::: Provided material :::
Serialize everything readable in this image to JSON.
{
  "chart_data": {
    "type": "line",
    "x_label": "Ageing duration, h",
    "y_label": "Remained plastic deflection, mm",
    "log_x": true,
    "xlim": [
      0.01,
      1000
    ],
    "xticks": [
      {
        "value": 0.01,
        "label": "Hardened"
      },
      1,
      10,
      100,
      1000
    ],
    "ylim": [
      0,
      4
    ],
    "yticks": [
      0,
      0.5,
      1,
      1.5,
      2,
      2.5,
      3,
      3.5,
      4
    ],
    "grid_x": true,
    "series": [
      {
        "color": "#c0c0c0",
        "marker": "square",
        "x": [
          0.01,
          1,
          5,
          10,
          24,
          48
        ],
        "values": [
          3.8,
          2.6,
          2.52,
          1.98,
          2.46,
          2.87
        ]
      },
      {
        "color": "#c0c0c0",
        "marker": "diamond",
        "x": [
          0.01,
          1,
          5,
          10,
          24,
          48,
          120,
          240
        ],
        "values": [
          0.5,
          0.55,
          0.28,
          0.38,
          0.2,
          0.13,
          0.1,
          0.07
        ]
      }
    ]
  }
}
:::
To do: Give an exact repetition of all the material.

Correct result:
Serialize everything readable in this image to JSON.
{
  "chart_data": {
    "type": "line",
    "x_label": "Ageing duration, h",
    "y_label": "Remained plastic deflection, mm",
    "log_x": true,
    "xlim": [
      0.01,
      1000
    ],
    "xticks": [
      {
        "value": 0.01,
        "label": "Hardened"
      },
      1,
      10,
      100,
      1000
    ],
    "ylim": [
      0,
      4
    ],
    "yticks": [
      0,
      0.5,
      1,
      1.5,
      2,
      2.5,
      3,
      3.5,
      4
    ],
    "grid_x": true,
    "series": [
      {
        "color": "#c0c0c0",
        "marker": "square",
        "x": [
          0.01,
          1,
          5,
          10,
          24,
          48
        ],
        "values": [
          3.8,
          2.6,
          2.52,
          1.98,
          2.46,
          2.87
        ]
      },
      {
        "color": "#c0c0c0",
        "marker": "diamond",
        "x": [
          0.01,
          1,
          5,
          10,
          24,
          48,
          120,
          240
        ],
        "values": [
          0.5,
          0.55,
          0.28,
          0.38,
          0.2,
          0.13,
          0.1,
          0.07
        ]
      }
    ]
  }
}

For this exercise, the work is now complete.